▸ Requirements:
Find each line that has the string "isotope" and give the total, with nothing else.

▸ Items:
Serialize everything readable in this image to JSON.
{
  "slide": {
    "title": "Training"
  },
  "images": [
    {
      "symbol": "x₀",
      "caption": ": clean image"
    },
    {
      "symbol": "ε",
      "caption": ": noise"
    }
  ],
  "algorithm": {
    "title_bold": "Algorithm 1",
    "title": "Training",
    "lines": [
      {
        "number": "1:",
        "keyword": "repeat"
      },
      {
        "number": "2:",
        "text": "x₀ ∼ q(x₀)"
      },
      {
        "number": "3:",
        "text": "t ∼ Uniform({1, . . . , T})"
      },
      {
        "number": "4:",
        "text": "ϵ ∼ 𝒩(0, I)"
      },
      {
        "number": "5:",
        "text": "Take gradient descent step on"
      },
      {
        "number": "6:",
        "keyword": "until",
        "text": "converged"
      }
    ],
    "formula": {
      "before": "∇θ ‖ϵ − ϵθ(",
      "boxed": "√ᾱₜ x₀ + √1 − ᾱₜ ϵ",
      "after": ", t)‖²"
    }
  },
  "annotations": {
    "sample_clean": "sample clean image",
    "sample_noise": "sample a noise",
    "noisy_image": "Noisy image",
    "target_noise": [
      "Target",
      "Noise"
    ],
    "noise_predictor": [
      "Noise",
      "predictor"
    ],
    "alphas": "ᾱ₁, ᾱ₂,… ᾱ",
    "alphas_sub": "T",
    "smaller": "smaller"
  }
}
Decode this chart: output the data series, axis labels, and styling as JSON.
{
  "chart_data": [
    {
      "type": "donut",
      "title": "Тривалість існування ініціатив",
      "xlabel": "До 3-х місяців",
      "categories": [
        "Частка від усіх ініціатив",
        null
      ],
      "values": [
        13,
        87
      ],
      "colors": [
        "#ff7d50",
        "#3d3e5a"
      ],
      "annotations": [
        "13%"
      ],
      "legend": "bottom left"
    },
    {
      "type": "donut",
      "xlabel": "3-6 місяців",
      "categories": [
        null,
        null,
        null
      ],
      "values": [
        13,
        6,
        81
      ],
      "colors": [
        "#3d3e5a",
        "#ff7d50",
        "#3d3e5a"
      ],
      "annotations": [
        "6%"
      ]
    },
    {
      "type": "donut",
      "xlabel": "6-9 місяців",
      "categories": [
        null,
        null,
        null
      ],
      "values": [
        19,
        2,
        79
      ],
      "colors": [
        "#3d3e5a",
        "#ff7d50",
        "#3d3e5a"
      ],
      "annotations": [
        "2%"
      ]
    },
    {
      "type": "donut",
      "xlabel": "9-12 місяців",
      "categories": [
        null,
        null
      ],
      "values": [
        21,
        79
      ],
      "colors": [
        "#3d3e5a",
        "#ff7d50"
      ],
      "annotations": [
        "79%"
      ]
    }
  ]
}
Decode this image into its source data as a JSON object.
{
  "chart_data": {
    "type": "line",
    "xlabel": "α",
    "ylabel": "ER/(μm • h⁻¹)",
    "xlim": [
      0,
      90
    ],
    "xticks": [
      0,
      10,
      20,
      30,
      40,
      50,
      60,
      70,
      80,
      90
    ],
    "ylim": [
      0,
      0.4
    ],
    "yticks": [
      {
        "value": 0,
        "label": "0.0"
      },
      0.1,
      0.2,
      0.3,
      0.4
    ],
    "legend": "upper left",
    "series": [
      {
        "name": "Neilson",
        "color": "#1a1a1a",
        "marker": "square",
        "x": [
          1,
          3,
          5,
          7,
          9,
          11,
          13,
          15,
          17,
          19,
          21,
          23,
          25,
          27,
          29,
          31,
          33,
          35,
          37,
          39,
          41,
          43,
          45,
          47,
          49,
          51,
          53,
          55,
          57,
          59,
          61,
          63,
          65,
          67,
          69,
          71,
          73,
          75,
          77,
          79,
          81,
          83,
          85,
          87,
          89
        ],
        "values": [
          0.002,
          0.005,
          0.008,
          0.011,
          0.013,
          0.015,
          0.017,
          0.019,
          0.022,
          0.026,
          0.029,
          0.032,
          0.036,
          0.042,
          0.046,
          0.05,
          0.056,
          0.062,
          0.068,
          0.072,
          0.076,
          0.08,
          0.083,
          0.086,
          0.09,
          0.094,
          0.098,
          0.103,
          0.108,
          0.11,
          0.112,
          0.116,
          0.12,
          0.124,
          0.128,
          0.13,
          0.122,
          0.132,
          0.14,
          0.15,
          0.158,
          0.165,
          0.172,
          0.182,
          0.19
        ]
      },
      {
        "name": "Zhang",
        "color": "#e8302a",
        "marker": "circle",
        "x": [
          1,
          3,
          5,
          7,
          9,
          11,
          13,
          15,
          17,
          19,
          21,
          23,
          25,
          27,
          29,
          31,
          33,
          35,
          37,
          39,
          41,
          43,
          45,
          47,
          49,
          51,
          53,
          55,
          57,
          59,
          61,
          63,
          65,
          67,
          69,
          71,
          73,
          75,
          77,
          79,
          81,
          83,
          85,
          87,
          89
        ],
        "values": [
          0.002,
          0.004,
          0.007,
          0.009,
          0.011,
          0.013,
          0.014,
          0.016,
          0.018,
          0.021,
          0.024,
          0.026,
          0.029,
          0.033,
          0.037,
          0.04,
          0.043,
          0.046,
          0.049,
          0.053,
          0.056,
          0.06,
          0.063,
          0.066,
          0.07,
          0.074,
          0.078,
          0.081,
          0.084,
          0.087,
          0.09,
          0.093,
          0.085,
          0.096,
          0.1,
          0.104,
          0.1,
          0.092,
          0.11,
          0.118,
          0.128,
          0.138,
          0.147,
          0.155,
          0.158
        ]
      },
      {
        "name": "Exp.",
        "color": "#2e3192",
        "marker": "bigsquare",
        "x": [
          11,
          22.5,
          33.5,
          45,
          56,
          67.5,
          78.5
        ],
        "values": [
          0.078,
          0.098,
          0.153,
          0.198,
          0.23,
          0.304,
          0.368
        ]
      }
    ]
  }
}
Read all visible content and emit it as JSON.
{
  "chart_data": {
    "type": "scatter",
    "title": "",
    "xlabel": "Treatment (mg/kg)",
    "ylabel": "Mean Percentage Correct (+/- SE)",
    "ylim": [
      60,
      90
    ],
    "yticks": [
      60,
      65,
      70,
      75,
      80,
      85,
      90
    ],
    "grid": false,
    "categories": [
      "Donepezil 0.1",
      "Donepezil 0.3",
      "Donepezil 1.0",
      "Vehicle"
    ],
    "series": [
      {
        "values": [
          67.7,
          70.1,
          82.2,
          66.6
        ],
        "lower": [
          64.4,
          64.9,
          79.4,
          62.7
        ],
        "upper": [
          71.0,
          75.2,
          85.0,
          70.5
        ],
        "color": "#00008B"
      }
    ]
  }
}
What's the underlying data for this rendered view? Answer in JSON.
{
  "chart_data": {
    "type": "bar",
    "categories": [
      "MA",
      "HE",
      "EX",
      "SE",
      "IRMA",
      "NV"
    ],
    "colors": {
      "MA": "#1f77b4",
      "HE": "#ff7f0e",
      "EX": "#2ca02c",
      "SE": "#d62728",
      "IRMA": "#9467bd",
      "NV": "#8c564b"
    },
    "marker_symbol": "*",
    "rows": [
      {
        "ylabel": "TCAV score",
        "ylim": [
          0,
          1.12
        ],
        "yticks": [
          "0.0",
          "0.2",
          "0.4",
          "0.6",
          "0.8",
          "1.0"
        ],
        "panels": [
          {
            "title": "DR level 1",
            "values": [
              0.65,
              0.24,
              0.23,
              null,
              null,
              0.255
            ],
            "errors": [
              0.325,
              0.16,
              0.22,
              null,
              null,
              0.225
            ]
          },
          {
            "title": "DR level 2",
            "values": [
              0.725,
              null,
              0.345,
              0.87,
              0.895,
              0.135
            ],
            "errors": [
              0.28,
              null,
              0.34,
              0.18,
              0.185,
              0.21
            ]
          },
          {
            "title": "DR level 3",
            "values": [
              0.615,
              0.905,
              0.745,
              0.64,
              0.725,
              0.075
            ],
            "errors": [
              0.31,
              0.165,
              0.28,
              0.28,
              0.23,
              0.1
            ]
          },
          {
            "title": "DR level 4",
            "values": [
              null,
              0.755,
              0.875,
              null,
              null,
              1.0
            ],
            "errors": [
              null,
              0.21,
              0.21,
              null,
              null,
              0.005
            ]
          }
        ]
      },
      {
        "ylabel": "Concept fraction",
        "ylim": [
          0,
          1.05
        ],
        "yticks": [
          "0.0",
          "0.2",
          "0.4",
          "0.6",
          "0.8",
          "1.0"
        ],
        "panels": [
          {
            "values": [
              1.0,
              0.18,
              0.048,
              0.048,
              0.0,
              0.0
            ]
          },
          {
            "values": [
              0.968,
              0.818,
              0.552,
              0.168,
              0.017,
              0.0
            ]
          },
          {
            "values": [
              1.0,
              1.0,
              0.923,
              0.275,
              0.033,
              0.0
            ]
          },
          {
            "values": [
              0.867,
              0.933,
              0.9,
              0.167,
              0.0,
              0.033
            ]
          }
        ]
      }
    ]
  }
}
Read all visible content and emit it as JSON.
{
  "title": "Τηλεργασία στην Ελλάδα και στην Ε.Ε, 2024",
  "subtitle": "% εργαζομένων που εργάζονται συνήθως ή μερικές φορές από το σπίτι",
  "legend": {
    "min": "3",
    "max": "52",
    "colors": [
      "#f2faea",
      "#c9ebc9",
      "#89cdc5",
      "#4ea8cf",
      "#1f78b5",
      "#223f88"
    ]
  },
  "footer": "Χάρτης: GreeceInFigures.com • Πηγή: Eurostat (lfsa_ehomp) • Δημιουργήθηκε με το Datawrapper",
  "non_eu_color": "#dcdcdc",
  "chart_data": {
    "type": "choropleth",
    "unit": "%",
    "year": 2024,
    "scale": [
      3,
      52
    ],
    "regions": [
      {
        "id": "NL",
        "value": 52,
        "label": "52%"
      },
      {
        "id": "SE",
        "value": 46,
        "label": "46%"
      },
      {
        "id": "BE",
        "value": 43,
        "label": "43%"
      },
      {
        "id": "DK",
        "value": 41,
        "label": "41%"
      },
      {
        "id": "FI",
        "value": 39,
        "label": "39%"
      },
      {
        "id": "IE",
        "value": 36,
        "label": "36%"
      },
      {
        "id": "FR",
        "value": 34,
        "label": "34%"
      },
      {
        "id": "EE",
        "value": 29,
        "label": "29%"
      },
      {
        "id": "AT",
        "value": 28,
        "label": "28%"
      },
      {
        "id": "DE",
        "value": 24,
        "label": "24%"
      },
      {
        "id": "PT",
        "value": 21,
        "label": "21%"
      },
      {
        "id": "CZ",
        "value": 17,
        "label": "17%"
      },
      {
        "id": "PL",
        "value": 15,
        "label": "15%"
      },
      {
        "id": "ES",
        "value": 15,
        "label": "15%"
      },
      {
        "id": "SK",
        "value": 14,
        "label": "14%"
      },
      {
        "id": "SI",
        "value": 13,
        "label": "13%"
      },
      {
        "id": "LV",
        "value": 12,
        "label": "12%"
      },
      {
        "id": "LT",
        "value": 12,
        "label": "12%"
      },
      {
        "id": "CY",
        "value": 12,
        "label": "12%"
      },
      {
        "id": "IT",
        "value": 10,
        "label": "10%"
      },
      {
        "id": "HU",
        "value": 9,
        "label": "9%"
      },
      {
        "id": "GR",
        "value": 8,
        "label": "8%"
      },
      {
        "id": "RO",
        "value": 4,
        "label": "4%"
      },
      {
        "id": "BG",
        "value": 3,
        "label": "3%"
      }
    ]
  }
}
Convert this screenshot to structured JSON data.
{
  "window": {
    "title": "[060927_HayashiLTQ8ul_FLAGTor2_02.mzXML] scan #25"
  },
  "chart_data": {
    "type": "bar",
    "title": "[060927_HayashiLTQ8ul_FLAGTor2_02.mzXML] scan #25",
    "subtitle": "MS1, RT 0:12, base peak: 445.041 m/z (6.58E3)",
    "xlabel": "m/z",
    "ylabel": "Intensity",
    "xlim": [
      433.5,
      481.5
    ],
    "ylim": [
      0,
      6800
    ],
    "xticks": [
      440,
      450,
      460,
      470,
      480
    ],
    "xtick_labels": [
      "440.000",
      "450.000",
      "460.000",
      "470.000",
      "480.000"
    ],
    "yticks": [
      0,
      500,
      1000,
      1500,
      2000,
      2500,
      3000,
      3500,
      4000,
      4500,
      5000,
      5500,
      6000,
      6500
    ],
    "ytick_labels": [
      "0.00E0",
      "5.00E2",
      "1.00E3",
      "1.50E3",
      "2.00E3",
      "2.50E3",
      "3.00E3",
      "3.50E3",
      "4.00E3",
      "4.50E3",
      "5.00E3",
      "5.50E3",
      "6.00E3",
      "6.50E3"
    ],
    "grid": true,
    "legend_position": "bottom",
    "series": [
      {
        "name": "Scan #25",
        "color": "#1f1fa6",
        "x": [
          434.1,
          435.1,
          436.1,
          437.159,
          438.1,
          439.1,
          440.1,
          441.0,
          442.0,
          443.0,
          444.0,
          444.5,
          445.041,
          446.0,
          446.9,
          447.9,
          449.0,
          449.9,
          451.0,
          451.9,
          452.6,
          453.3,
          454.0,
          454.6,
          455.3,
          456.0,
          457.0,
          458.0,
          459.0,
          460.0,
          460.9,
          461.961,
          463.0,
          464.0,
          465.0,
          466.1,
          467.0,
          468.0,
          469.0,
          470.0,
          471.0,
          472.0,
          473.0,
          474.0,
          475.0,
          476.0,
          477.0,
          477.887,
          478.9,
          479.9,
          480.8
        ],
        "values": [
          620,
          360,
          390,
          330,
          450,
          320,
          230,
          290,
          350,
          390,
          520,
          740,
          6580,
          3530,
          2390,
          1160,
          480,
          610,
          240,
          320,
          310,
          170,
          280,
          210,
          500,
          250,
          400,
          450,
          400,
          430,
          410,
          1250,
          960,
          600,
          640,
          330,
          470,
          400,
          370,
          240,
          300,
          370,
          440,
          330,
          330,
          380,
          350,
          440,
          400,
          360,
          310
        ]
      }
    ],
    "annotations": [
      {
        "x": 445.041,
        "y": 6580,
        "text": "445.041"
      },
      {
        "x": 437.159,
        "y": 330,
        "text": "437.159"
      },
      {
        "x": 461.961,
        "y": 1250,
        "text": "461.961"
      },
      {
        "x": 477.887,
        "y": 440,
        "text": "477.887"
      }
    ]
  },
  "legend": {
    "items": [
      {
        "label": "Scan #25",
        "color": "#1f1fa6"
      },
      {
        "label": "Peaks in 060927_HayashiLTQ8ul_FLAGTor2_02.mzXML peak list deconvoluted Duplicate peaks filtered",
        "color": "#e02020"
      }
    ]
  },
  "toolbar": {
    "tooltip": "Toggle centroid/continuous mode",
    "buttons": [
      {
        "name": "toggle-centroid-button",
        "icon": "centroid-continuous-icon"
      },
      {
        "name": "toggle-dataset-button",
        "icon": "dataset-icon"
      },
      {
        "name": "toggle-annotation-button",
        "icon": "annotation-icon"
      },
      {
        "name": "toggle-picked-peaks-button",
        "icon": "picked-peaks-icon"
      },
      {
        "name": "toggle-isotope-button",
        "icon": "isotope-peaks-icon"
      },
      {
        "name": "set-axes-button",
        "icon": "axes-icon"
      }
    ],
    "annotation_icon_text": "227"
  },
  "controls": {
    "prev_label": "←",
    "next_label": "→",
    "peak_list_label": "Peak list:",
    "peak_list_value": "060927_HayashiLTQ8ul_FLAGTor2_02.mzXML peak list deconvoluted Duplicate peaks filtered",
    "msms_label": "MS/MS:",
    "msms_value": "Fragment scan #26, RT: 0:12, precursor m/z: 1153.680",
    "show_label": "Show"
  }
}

▸ Result for this exercise:
2